Task brief: Copy out every line of the records where the string "mukaisesti" occurs.

::: Information shown

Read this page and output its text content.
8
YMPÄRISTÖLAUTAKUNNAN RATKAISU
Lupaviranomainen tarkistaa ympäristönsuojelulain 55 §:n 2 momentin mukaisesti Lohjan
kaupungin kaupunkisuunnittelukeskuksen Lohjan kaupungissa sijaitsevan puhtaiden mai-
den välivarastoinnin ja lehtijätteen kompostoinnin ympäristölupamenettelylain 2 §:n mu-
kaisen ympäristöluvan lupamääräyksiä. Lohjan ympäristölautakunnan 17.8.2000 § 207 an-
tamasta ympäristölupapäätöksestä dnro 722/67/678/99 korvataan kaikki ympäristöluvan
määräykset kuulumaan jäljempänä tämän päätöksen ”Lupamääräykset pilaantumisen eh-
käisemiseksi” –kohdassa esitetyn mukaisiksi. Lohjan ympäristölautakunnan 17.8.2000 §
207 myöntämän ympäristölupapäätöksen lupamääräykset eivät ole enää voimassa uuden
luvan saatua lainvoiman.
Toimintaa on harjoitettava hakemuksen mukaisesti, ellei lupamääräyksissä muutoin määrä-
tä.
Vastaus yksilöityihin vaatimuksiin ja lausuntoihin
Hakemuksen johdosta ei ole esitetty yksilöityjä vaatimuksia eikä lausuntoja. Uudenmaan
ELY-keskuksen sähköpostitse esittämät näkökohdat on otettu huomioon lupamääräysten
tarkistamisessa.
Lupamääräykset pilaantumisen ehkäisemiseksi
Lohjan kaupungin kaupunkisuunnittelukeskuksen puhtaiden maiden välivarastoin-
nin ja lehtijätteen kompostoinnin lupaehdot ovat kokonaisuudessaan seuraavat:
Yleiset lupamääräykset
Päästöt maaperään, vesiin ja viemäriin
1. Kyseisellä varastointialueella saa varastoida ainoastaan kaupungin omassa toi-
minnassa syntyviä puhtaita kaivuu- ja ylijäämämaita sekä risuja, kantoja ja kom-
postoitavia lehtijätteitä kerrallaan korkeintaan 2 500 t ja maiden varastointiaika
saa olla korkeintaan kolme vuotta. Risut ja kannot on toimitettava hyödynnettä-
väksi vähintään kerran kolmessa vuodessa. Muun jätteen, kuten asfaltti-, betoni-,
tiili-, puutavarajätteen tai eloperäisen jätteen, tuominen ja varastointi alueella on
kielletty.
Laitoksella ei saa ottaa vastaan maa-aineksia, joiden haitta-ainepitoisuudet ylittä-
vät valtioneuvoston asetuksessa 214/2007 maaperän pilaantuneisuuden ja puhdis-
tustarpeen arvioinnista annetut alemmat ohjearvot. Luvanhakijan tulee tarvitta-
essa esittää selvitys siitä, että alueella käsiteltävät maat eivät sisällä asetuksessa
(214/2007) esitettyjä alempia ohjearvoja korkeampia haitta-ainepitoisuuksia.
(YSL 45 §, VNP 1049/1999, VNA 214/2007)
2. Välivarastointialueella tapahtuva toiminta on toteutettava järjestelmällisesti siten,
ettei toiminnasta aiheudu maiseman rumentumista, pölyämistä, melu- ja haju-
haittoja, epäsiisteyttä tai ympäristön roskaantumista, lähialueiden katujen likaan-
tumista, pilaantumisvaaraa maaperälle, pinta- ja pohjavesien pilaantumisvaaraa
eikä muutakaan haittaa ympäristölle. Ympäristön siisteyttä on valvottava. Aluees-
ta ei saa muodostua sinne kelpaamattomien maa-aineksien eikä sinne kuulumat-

::::::

Exercise output:
Lupaviranomainen tarkistaa ympäristönsuojelulain 55 §:n 2 momentin mukaisesti Lohjan
Toimintaa on harjoitettava hakemuksen mukaisesti, ellei lupamääräyksissä muutoin määrä-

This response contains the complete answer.